*WORK TO COMPLETE:*
Return the records that follow unaltered. Omit every picture.

(Figure dataset records)
┄┄┄┄┄┄┄┄┄┄

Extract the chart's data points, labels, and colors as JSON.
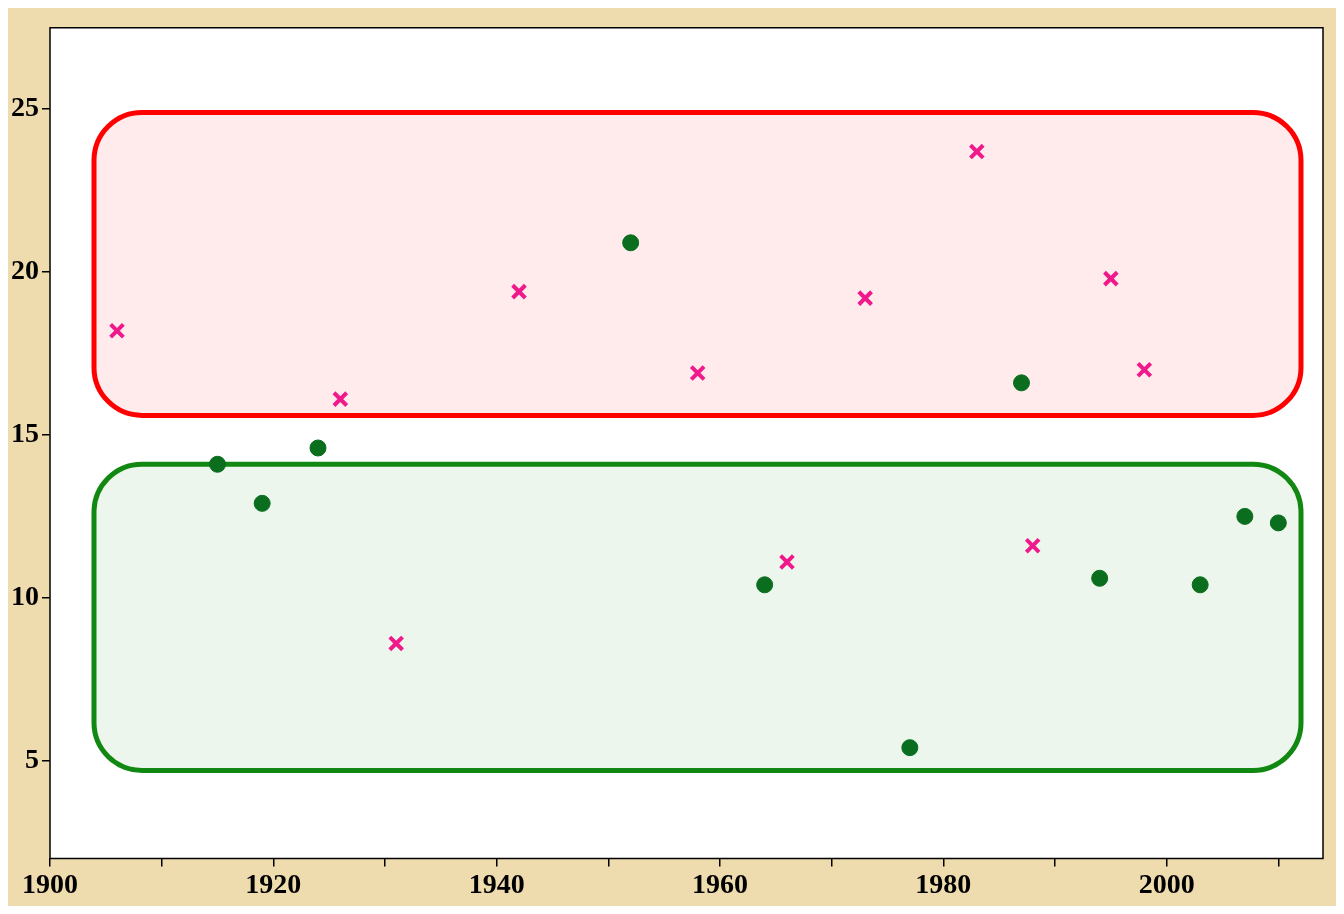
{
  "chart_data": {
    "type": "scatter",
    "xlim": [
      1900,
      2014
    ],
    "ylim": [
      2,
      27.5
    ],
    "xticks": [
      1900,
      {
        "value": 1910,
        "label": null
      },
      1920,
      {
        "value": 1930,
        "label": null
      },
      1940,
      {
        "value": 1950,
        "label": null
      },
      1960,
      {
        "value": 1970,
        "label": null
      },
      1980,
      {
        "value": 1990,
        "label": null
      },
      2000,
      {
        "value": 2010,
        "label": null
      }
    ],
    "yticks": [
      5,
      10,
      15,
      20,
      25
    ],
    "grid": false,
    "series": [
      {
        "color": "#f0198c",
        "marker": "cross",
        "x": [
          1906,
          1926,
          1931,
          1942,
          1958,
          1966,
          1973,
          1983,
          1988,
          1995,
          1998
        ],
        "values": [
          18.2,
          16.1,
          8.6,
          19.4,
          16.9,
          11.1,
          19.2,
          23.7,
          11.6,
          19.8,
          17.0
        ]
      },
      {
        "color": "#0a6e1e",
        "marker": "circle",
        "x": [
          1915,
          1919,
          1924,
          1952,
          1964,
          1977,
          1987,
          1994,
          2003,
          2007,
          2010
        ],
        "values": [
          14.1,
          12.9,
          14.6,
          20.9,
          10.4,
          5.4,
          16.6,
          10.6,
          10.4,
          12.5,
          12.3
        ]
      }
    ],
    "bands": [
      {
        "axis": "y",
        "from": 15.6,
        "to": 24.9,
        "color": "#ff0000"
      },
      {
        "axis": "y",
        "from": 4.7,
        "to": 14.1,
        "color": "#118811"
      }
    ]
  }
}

┄┄┄┄┄┄┄┄┄┄

*FINAL ANSWER:*
Extract the chart's data points, labels, and colors as JSON.
{
  "chart_data": {
    "type": "scatter",
    "xlim": [
      1900,
      2014
    ],
    "ylim": [
      2,
      27.5
    ],
    "xticks": [
      1900,
      {
        "value": 1910,
        "label": null
      },
      1920,
      {
        "value": 1930,
        "label": null
      },
      1940,
      {
        "value": 1950,
        "label": null
      },
      1960,
      {
        "value": 1970,
        "label": null
      },
      1980,
      {
        "value": 1990,
        "label": null
      },
      2000,
      {
        "value": 2010,
        "label": null
      }
    ],
    "yticks": [
      5,
      10,
      15,
      20,
      25
    ],
    "grid": false,
    "series": [
      {
        "color": "#f0198c",
        "marker": "cross",
        "x": [
          1906,
          1926,
          1931,
          1942,
          1958,
          1966,
          1973,
          1983,
          1988,
          1995,
          1998
        ],
        "values": [
          18.2,
          16.1,
          8.6,
          19.4,
          16.9,
          11.1,
          19.2,
          23.7,
          11.6,
          19.8,
          17.0
        ]
      },
      {
        "color": "#0a6e1e",
        "marker": "circle",
        "x": [
          1915,
          1919,
          1924,
          1952,
          1964,
          1977,
          1987,
          1994,
          2003,
          2007,
          2010
        ],
        "values": [
          14.1,
          12.9,
          14.6,
          20.9,
          10.4,
          5.4,
          16.6,
          10.6,
          10.4,
          12.5,
          12.3
        ]
      }
    ],
    "bands": [
      {
        "axis": "y",
        "from": 15.6,
        "to": 24.9,
        "color": "#ff0000"
      },
      {
        "axis": "y",
        "from": 4.7,
        "to": 14.1,
        "color": "#118811"
      }
    ]
  }
}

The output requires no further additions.